** begin PROVIDED INFORMATION **

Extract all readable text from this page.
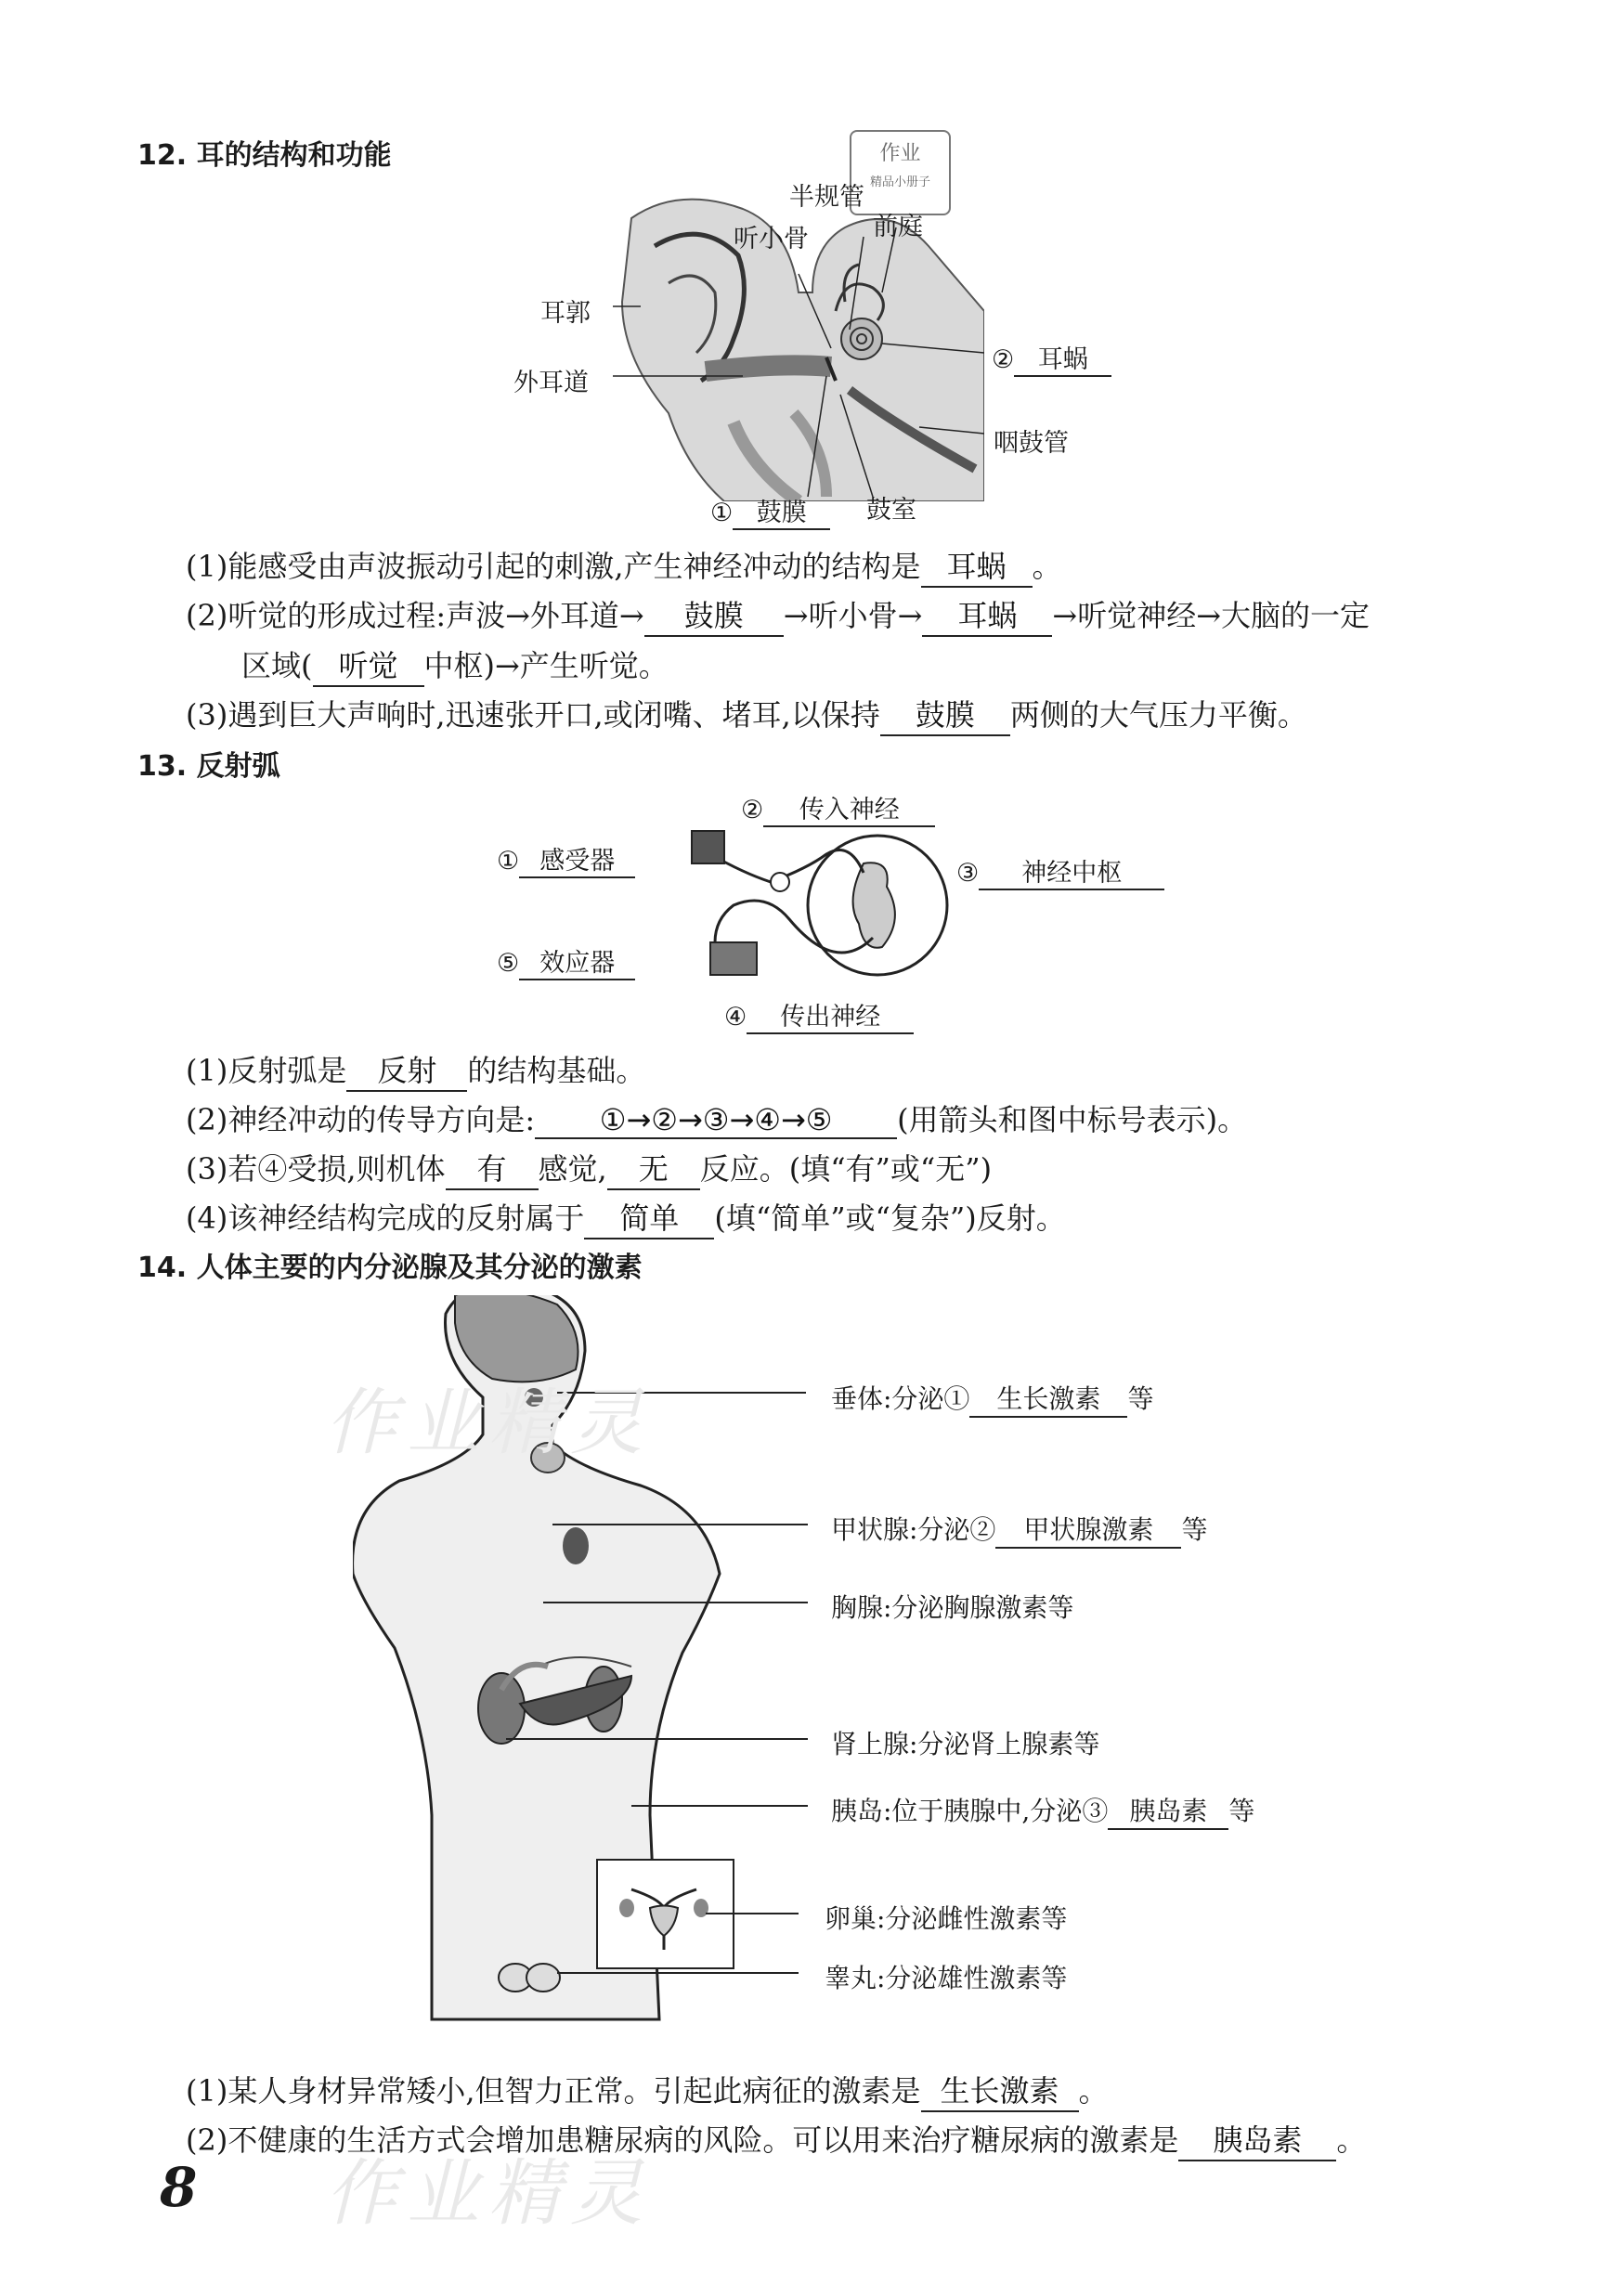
12. 耳的结构和功能	作业
精品小册子
半规管
听小骨	前庭
耳郭
外耳道
咽鼓管
鼓室
② 耳蜗
① 鼓膜
(1)能感受由声波振动引起的刺激,产生神经冲动的结构是 耳蜗 。
(2)听觉的形成过程:声波→外耳道→ 鼓膜 →听小骨→ 耳蜗 →听觉神经→大脑的一定
区域( 听觉 中枢)→产生听觉。
(3)遇到巨大声响时,迅速张开口,或闭嘴、堵耳,以保持 鼓膜 两侧的大气压力平衡。
13. 反射弧
① 感受器
② 传入神经
③ 神经中枢
⑤ 效应器
④ 传出神经
(1)反射弧是 反射 的结构基础。
(2)神经冲动的传导方向是: ①→②→③→④→⑤ (用箭头和图中标号表示)。
(3)若④受损,则机体 有 感觉, 无 反应。(填“有”或“无”)
(4)该神经结构完成的反射属于 简单 (填“简单”或“复杂”)反射。
14. 人体主要的内分泌腺及其分泌的激素
垂体:分泌① 生长激素 等
甲状腺:分泌② 甲状腺激素 等
胸腺:分泌胸腺激素等
肾上腺:分泌肾上腺素等
胰岛:位于胰腺中,分泌③ 胰岛素 等
卵巢:分泌雌性激素等
睾丸:分泌雄性激素等
(1)某人身材异常矮小,但智力正常。引起此病征的激素是 生长激素 。
(2)不健康的生活方式会增加患糖尿病的风险。可以用来治疗糖尿病的激素是 胰岛素 。
作业精灵
作业精灵
8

** end PROVIDED INFORMATION **

WRITTEN REQUEST: Look above for lines with the word "生长激素" and copy them all.

CORRECT RESULT:
垂体:分泌① 生长激素 等
(1)某人身材异常矮小,但智力正常。引起此病征的激素是 生长激素 。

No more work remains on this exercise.